- **Material for the task**:
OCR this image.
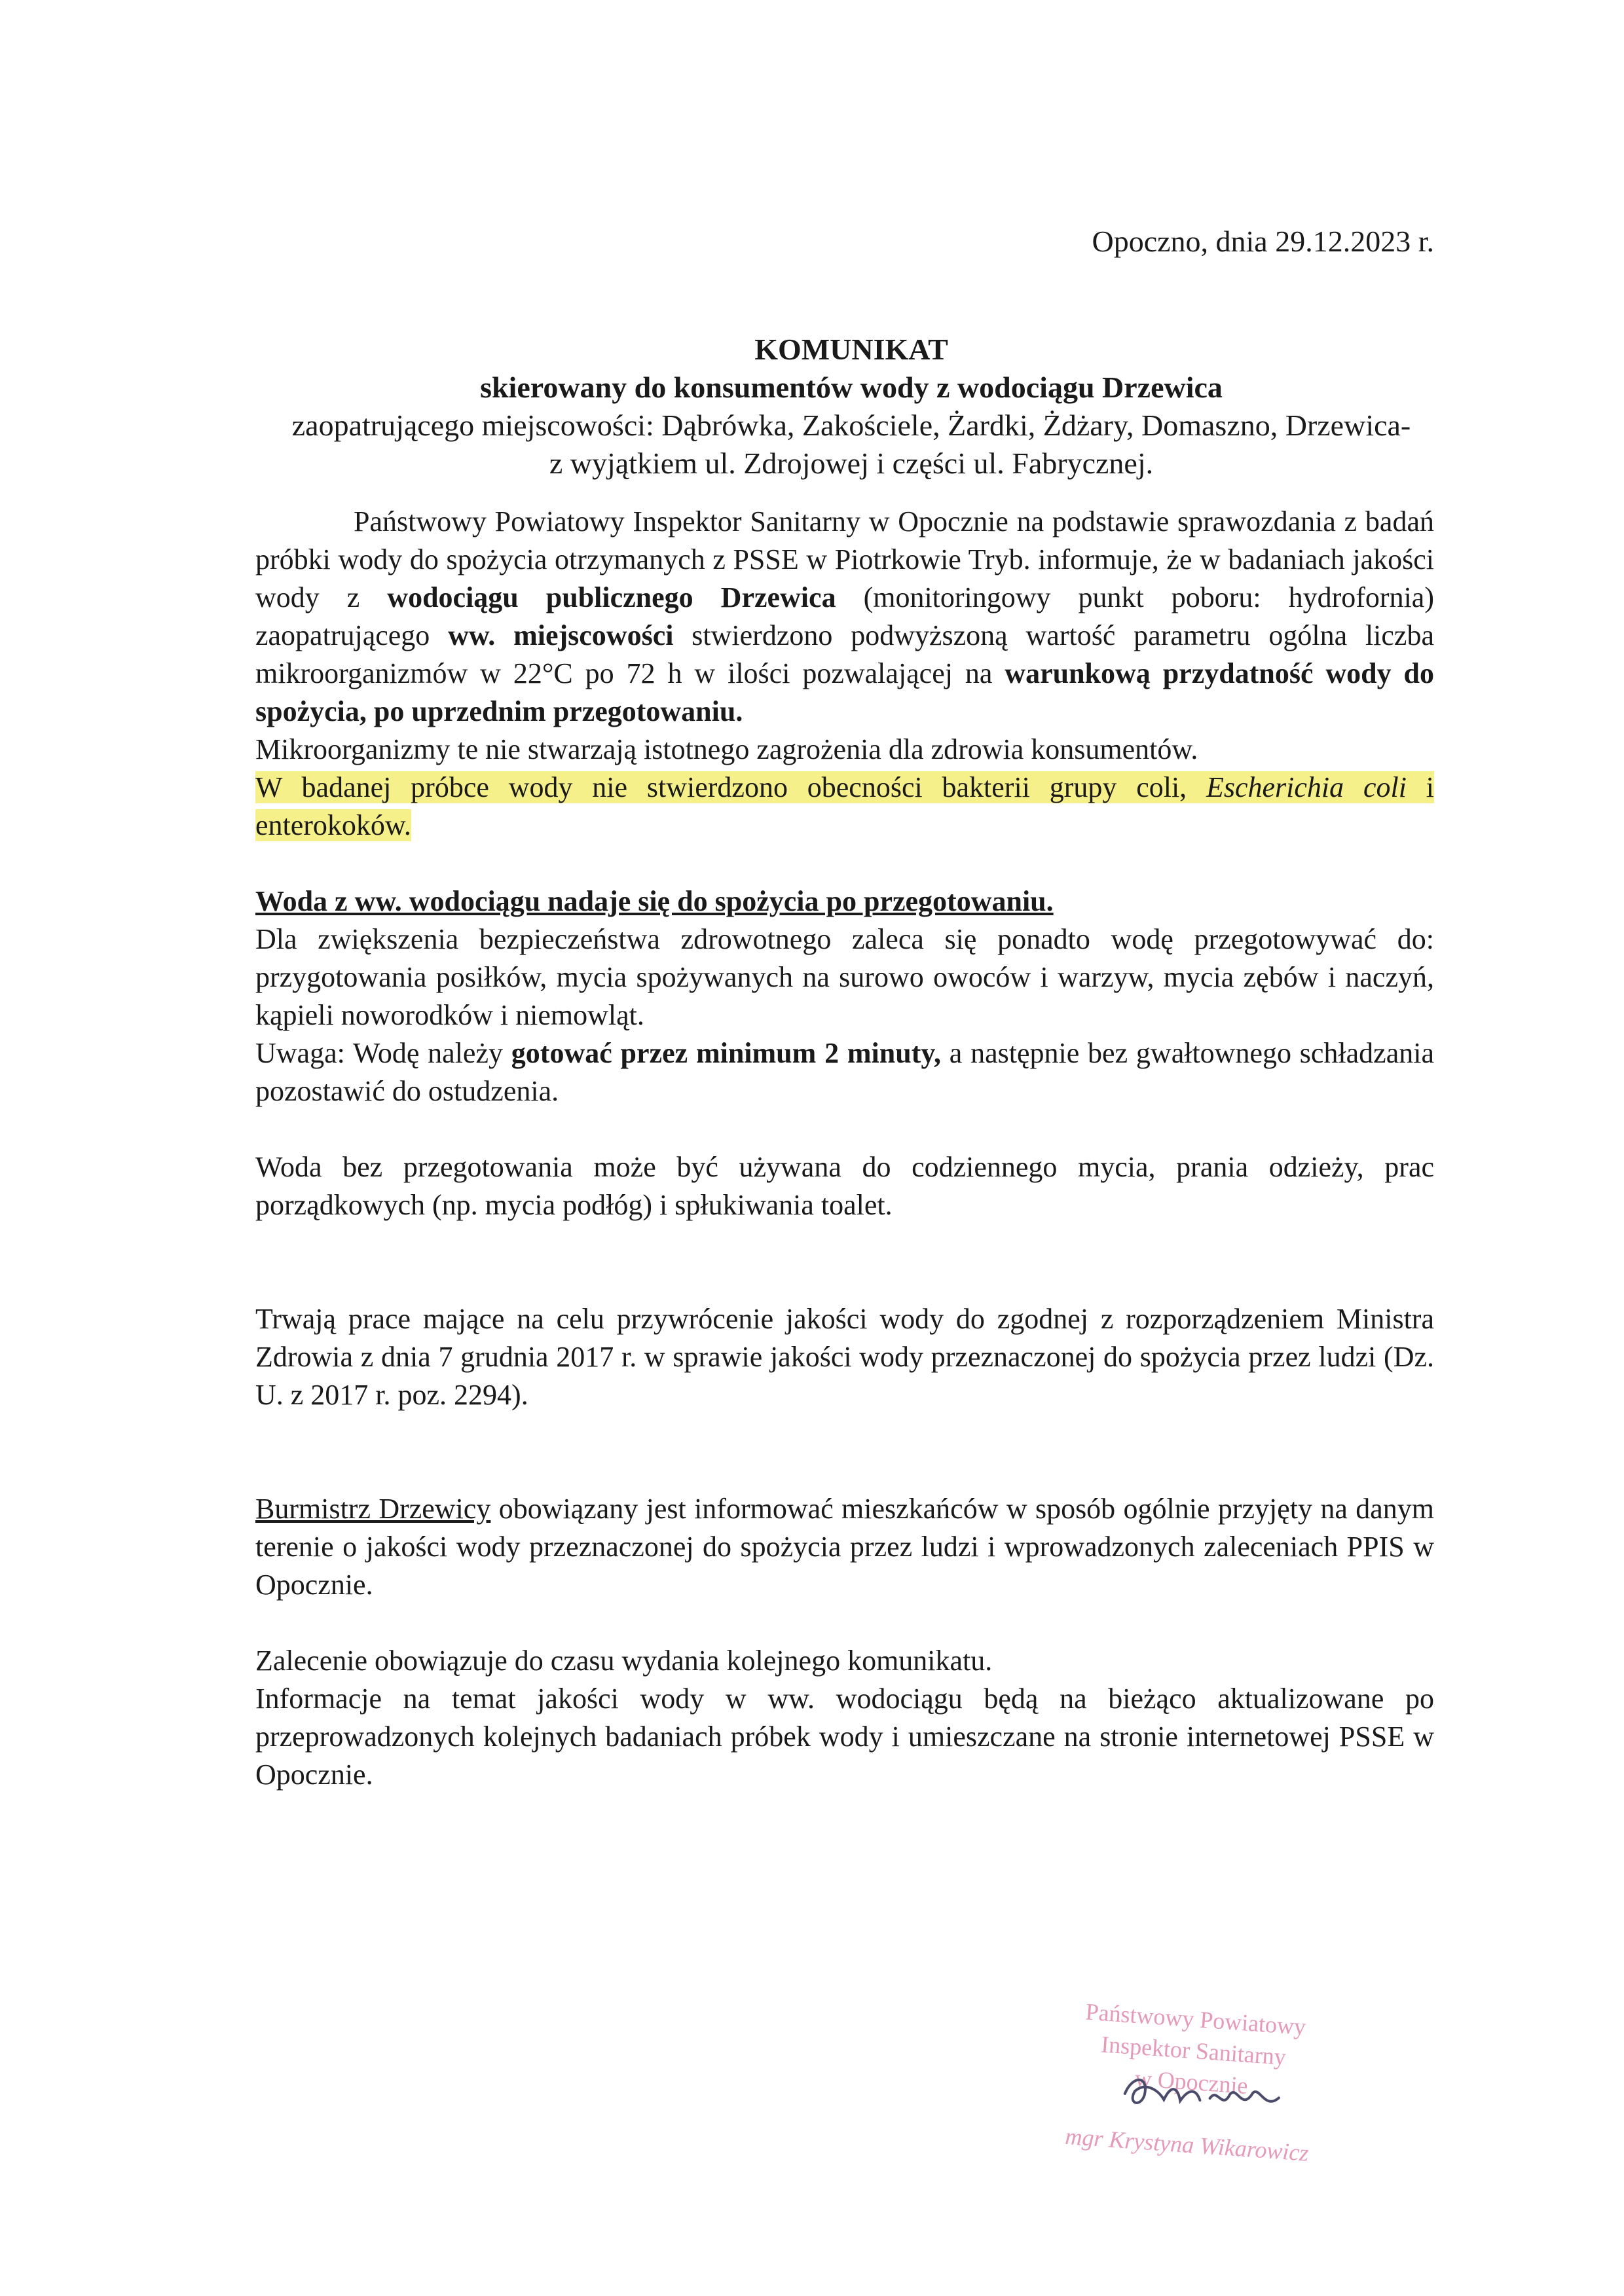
Opoczno, dnia 29.12.2023 r.
KOMUNIKAT
skierowany do konsumentów wody z wodociągu Drzewica
zaopatrującego miejscowości: Dąbrówka, Zakościele, Żardki, Żdżary, Domaszno, Drzewica-
z wyjątkiem ul. Zdrojowej i części ul. Fabrycznej.

Państwowy Powiatowy Inspektor Sanitarny w Opocznie na podstawie sprawozdania z badań próbki wody do spożycia otrzymanych z PSSE w Piotrkowie Tryb. informuje, że w badaniach jakości wody z wodociągu publicznego Drzewica (monitoringowy punkt poboru: hydrofornia) zaopatrującego ww. miejscowości stwierdzono podwyższoną wartość parametru ogólna liczba mikroorganizmów w 22°C po 72 h w ilości pozwalającej na warunkową przydatność wody do spożycia, po uprzednim przegotowaniu.

Mikroorganizmy te nie stwarzają istotnego zagrożenia dla zdrowia konsumentów.

W badanej próbce wody nie stwierdzono obecności bakterii grupy coli, Escherichia coli i enterokoków.

Woda z ww. wodociągu nadaje się do spożycia po przegotowaniu.

Dla zwiększenia bezpieczeństwa zdrowotnego zaleca się ponadto wodę przegotowywać do: przygotowania posiłków, mycia spożywanych na surowo owoców i warzyw, mycia zębów i naczyń, kąpieli noworodków i niemowląt.

Uwaga: Wodę należy gotować przez minimum 2 minuty, a następnie bez gwałtownego schładzania pozostawić do ostudzenia.

Woda bez przegotowania może być używana do codziennego mycia, prania odzieży, prac porządkowych (np. mycia podłóg) i spłukiwania toalet.

Trwają prace mające na celu przywrócenie jakości wody do zgodnej z rozporządzeniem Ministra Zdrowia z dnia 7 grudnia 2017 r. w sprawie jakości wody przeznaczonej do spożycia przez ludzi (Dz. U. z 2017 r. poz. 2294).

Burmistrz Drzewicy obowiązany jest informować mieszkańców w sposób ogólnie przyjęty na danym terenie o jakości wody przeznaczonej do spożycia przez ludzi i wprowadzonych zaleceniach PPIS w Opocznie.

Zalecenie obowiązuje do czasu wydania kolejnego komunikatu.

Informacje na temat jakości wody w ww. wodociągu będą na bieżąco aktualizowane po przeprowadzonych kolejnych badaniach próbek wody i umieszczane na stronie internetowej PSSE w Opocznie.

Państwowy Powiatowy
Inspektor Sanitarny
w Opocznie
mgr Krystyna Wikarowicz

- **Task directions**: Where a line above contains the word "przeznaczonej", copy that line.

- **Task result**:
Trwają prace mające na celu przywrócenie jakości wody do zgodnej z rozporządzeniem Ministra Zdrowia z dnia 7 grudnia 2017 r. w sprawie jakości wody przeznaczonej do spożycia przez ludzi (Dz. U. z 2017 r. poz. 2294).
Burmistrz Drzewicy obowiązany jest informować mieszkańców w sposób ogólnie przyjęty na danym terenie o jakości wody przeznaczonej do spożycia przez ludzi i wprowadzonych zaleceniach PPIS w Opocznie.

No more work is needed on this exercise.